- [Exercise details]:
Copy out the lines that have "crane" in them.
***** Extracted entries
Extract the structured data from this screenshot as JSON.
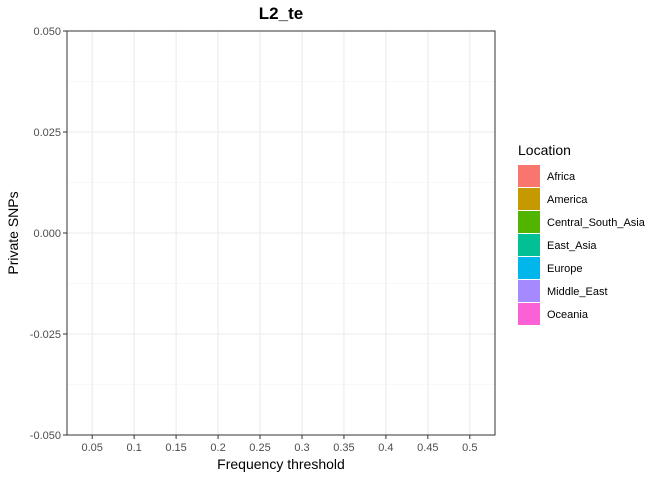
{
  "chart_data": {
    "type": "bar",
    "title": "L2_te",
    "xlabel": "Frequency threshold",
    "ylabel": "Private SNPs",
    "categories": [
      "0.05",
      "0.1",
      "0.15",
      "0.2",
      "0.25",
      "0.3",
      "0.35",
      "0.4",
      "0.45",
      "0.5"
    ],
    "y_ticks": [
      "0.050",
      "0.025",
      "0.000",
      "-0.025",
      "-0.050"
    ],
    "ylim": [
      -0.05,
      0.05
    ],
    "grid": true,
    "legend_position": "right",
    "legend": {
      "title": "Location",
      "entries": [
        {
          "label": "Africa",
          "color": "#F8766D"
        },
        {
          "label": "America",
          "color": "#C49A00"
        },
        {
          "label": "Central_South_Asia",
          "color": "#53B400"
        },
        {
          "label": "East_Asia",
          "color": "#00C094"
        },
        {
          "label": "Europe",
          "color": "#00B6EB"
        },
        {
          "label": "Middle_East",
          "color": "#A58AFF"
        },
        {
          "label": "Oceania",
          "color": "#FB61D7"
        }
      ]
    },
    "series": []
  }
}
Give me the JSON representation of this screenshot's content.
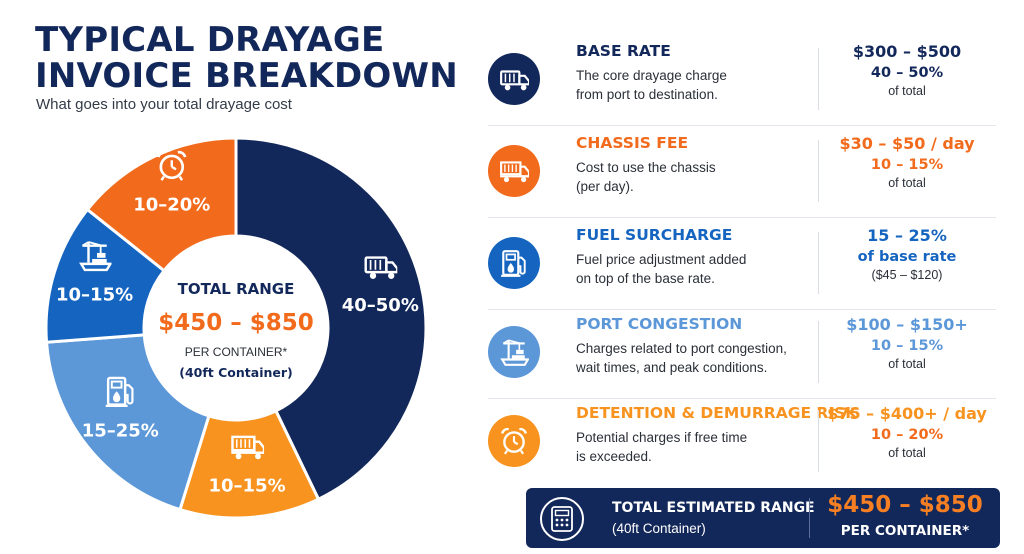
{
  "header": {
    "title_line1": "TYPICAL DRAYAGE",
    "title_line2": "INVOICE BREAKDOWN",
    "subtitle": "What goes into your total drayage cost"
  },
  "chart_data": {
    "type": "pie",
    "style": "donut",
    "start": "top",
    "direction": "clockwise",
    "slices": [
      {
        "label": "40–50%",
        "value": 45,
        "color": "#13285a",
        "icon": "truck-icon"
      },
      {
        "label": "10–15%",
        "value": 12.5,
        "color": "#f7931e",
        "icon": "container-truck-icon"
      },
      {
        "label": "15–25%",
        "value": 20,
        "color": "#5c97d8",
        "icon": "fuel-pump-icon"
      },
      {
        "label": "10–15%",
        "value": 12.5,
        "color": "#1565c0",
        "icon": "port-crane-icon"
      },
      {
        "label": "10–20%",
        "value": 15,
        "color": "#f26a1b",
        "icon": "alarm-clock-icon"
      }
    ],
    "center": {
      "title": "TOTAL RANGE",
      "range": "$450 – $850",
      "unit": "PER CONTAINER*",
      "note": "(40ft Container)"
    }
  },
  "breakdown": [
    {
      "name": "BASE RATE",
      "desc_line1": "The core drayage charge",
      "desc_line2": "from port to destination.",
      "v1": "$300 – $500",
      "v2": "40 – 50%",
      "v3": "of total",
      "accent": "#13285a",
      "v2color": "#13285a",
      "icon": "truck-icon"
    },
    {
      "name": "CHASSIS FEE",
      "desc_line1": "Cost to use the chassis",
      "desc_line2": "(per day).",
      "v1": "$30 – $50 / day",
      "v2": "10 – 15%",
      "v3": "of total",
      "accent": "#f26a1b",
      "v2color": "#f26a1b",
      "icon": "container-truck-icon"
    },
    {
      "name": "FUEL SURCHARGE",
      "desc_line1": "Fuel price adjustment added",
      "desc_line2": "on top of the base rate.",
      "v1": "15 – 25%",
      "v2": "of base rate",
      "v3": "($45 – $120)",
      "accent": "#1565c0",
      "v2color": "#1565c0",
      "icon": "fuel-pump-icon"
    },
    {
      "name": "PORT CONGESTION",
      "desc_line1": "Charges related to port congestion,",
      "desc_line2": "wait times, and peak conditions.",
      "v1": "$100 – $150+",
      "v2": "10 – 15%",
      "v3": "of total",
      "accent": "#5c97d8",
      "v2color": "#5c97d8",
      "icon": "port-crane-icon"
    },
    {
      "name": "DETENTION & DEMURRAGE RISK",
      "desc_line1": "Potential charges if free time",
      "desc_line2": "is exceeded.",
      "v1": "$75 – $400+ / day",
      "v2": "10 – 20%",
      "v3": "of total",
      "accent": "#f7931e",
      "v2color": "#f26a1b",
      "icon": "alarm-clock-icon"
    }
  ],
  "total": {
    "label": "TOTAL ESTIMATED RANGE",
    "sublabel": "(40ft Container)",
    "range": "$450 – $850",
    "unit": "PER CONTAINER*",
    "icon": "calculator-icon"
  }
}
**********
- [Reply]:
        "icon": "port-crane-icon"
      "icon": "port-crane-icon"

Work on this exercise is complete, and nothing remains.